--- Start of ENTRIES SHOWN ---

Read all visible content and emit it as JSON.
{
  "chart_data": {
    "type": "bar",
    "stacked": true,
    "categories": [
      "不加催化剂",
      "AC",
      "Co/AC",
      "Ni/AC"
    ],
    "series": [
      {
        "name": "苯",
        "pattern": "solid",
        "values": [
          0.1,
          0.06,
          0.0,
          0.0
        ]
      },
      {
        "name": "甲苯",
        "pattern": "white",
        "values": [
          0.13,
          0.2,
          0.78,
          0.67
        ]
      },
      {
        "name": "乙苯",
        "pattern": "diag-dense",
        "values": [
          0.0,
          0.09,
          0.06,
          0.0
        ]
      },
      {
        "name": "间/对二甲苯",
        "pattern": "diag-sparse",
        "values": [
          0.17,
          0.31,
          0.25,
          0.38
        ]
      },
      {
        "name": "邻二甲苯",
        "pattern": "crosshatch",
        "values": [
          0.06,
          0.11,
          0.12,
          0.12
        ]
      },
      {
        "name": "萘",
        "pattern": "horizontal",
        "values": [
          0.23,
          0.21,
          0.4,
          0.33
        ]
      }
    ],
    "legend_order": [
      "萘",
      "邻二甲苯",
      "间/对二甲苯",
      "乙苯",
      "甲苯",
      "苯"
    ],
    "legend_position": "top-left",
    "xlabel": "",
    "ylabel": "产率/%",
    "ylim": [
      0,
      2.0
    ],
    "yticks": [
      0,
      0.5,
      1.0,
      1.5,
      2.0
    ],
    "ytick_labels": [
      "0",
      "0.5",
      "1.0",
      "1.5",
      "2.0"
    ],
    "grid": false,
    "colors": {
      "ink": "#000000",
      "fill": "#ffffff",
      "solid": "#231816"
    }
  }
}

--- End of ENTRIES SHOWN ---

Give back each line above precisely as it stands.

Read all visible content and emit it as JSON.
{
  "chart_data": {
    "type": "bar",
    "stacked": true,
    "categories": [
      "不加催化剂",
      "AC",
      "Co/AC",
      "Ni/AC"
    ],
    "series": [
      {
        "name": "苯",
        "pattern": "solid",
        "values": [
          0.1,
          0.06,
          0.0,
          0.0
        ]
      },
      {
        "name": "甲苯",
        "pattern": "white",
        "values": [
          0.13,
          0.2,
          0.78,
          0.67
        ]
      },
      {
        "name": "乙苯",
        "pattern": "diag-dense",
        "values": [
          0.0,
          0.09,
          0.06,
          0.0
        ]
      },
      {
        "name": "间/对二甲苯",
        "pattern": "diag-sparse",
        "values": [
          0.17,
          0.31,
          0.25,
          0.38
        ]
      },
      {
        "name": "邻二甲苯",
        "pattern": "crosshatch",
        "values": [
          0.06,
          0.11,
          0.12,
          0.12
        ]
      },
      {
        "name": "萘",
        "pattern": "horizontal",
        "values": [
          0.23,
          0.21,
          0.4,
          0.33
        ]
      }
    ],
    "legend_order": [
      "萘",
      "邻二甲苯",
      "间/对二甲苯",
      "乙苯",
      "甲苯",
      "苯"
    ],
    "legend_position": "top-left",
    "xlabel": "",
    "ylabel": "产率/%",
    "ylim": [
      0,
      2.0
    ],
    "yticks": [
      0,
      0.5,
      1.0,
      1.5,
      2.0
    ],
    "ytick_labels": [
      "0",
      "0.5",
      "1.0",
      "1.5",
      "2.0"
    ],
    "grid": false,
    "colors": {
      "ink": "#000000",
      "fill": "#ffffff",
      "solid": "#231816"
    }
  }
}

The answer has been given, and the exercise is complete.